▸ **Dataset extract**:
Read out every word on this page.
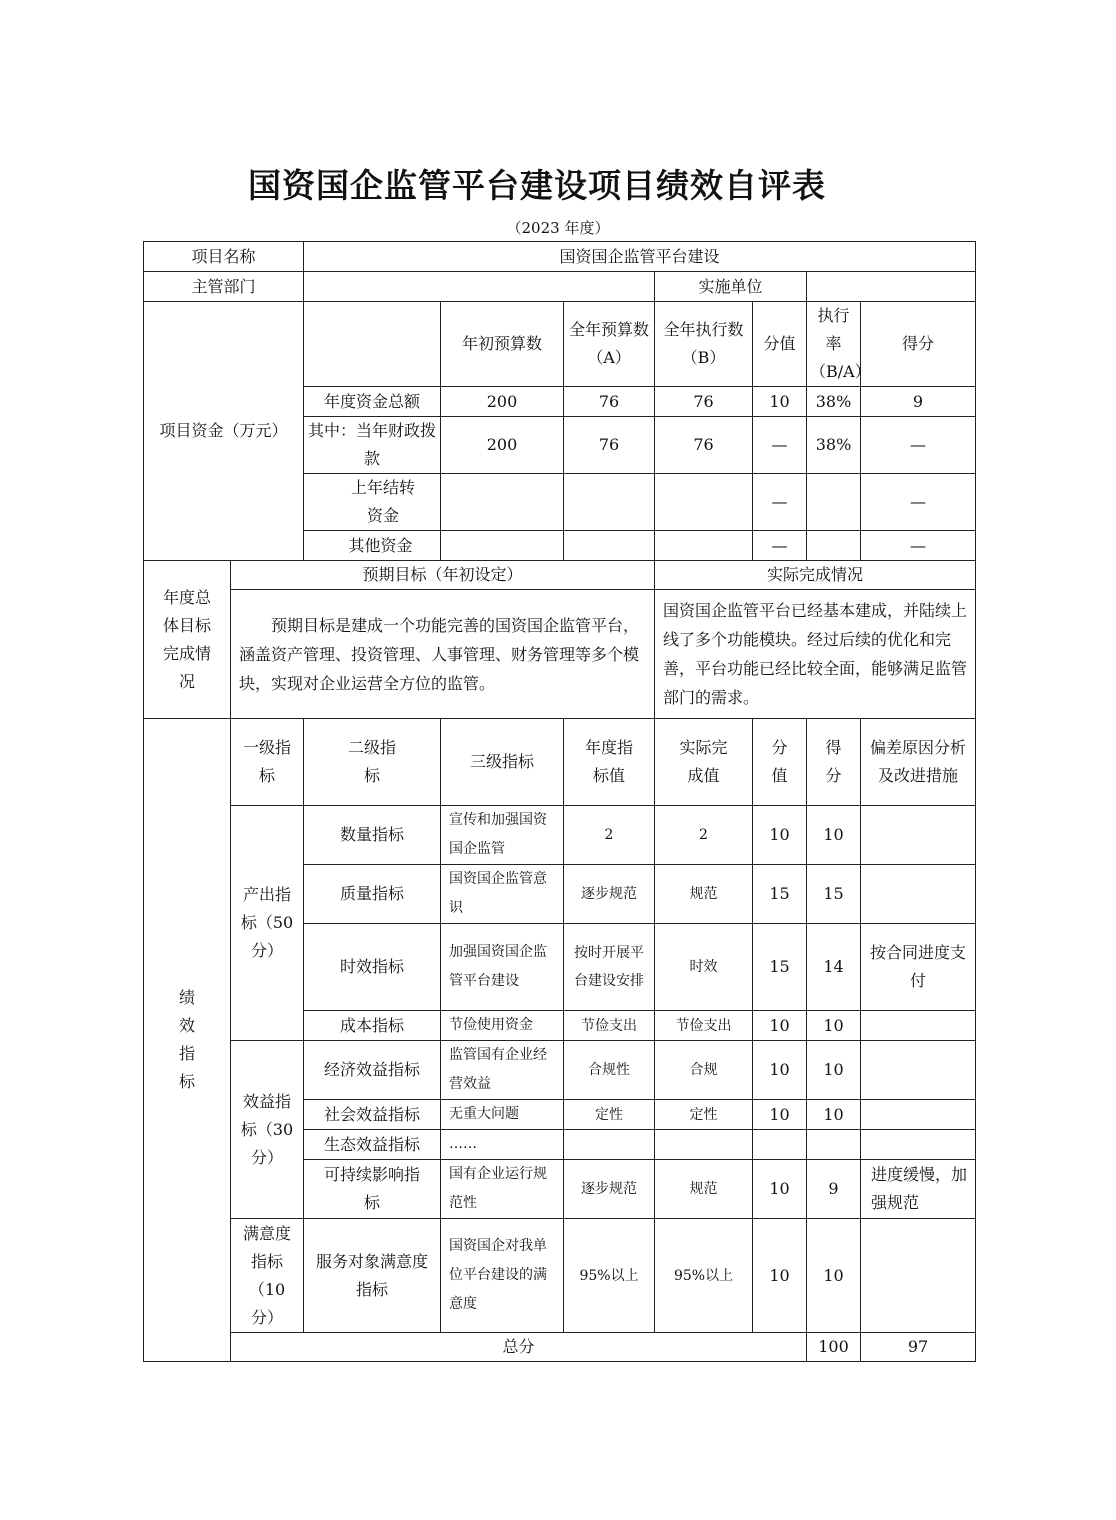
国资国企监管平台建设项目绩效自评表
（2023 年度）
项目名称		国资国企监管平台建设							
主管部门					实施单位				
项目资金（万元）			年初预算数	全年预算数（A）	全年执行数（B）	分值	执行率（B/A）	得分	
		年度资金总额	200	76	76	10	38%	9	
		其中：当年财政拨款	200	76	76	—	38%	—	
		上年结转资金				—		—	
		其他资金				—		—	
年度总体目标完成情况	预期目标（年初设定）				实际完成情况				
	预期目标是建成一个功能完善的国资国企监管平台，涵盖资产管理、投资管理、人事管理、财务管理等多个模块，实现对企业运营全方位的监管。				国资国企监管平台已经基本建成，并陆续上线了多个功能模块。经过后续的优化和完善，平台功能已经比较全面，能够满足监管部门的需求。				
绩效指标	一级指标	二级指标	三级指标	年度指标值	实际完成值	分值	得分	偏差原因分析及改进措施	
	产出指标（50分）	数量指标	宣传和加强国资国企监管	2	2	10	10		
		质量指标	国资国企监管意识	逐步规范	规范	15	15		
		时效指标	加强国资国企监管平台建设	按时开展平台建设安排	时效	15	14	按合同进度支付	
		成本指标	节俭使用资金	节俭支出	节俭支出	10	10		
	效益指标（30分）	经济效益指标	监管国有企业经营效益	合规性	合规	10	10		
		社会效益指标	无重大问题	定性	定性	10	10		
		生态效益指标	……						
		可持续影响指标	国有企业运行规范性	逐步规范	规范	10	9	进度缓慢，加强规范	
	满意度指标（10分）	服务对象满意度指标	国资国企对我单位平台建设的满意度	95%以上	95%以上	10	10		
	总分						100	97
==
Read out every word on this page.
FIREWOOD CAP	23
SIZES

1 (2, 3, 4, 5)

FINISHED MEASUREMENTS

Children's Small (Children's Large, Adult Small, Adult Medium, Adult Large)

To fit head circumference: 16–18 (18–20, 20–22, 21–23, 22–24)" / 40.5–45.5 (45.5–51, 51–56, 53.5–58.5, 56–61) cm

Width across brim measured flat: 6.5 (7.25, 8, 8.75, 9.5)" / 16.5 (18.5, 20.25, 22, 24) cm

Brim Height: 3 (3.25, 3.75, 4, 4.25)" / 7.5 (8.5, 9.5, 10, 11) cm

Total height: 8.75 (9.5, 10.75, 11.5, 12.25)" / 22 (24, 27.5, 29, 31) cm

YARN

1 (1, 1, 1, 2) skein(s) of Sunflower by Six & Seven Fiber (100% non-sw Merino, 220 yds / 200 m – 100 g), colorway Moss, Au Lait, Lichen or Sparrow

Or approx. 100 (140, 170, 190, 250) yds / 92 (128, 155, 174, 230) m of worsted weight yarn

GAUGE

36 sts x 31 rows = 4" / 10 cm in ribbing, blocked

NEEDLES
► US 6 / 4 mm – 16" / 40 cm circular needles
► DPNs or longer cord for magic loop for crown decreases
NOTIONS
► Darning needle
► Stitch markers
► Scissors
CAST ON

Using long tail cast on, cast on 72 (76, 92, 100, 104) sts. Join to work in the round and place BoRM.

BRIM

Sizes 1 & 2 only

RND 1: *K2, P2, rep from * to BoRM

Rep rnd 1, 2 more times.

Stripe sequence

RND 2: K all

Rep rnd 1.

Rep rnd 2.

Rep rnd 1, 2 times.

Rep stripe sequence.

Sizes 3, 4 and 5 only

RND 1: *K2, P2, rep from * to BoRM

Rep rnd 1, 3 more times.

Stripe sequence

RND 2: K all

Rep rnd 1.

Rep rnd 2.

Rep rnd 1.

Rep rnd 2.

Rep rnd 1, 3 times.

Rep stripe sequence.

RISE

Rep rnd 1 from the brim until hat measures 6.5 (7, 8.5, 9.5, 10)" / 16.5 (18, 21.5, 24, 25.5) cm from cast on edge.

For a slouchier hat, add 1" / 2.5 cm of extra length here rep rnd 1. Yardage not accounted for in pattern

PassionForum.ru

▸ **Task details**: Using the listing, collect all lines in which the string "more" is found.

▸ **Solution for this exercise**:
Rep rnd 1, 2 more times.
Rep rnd 1, 3 more times.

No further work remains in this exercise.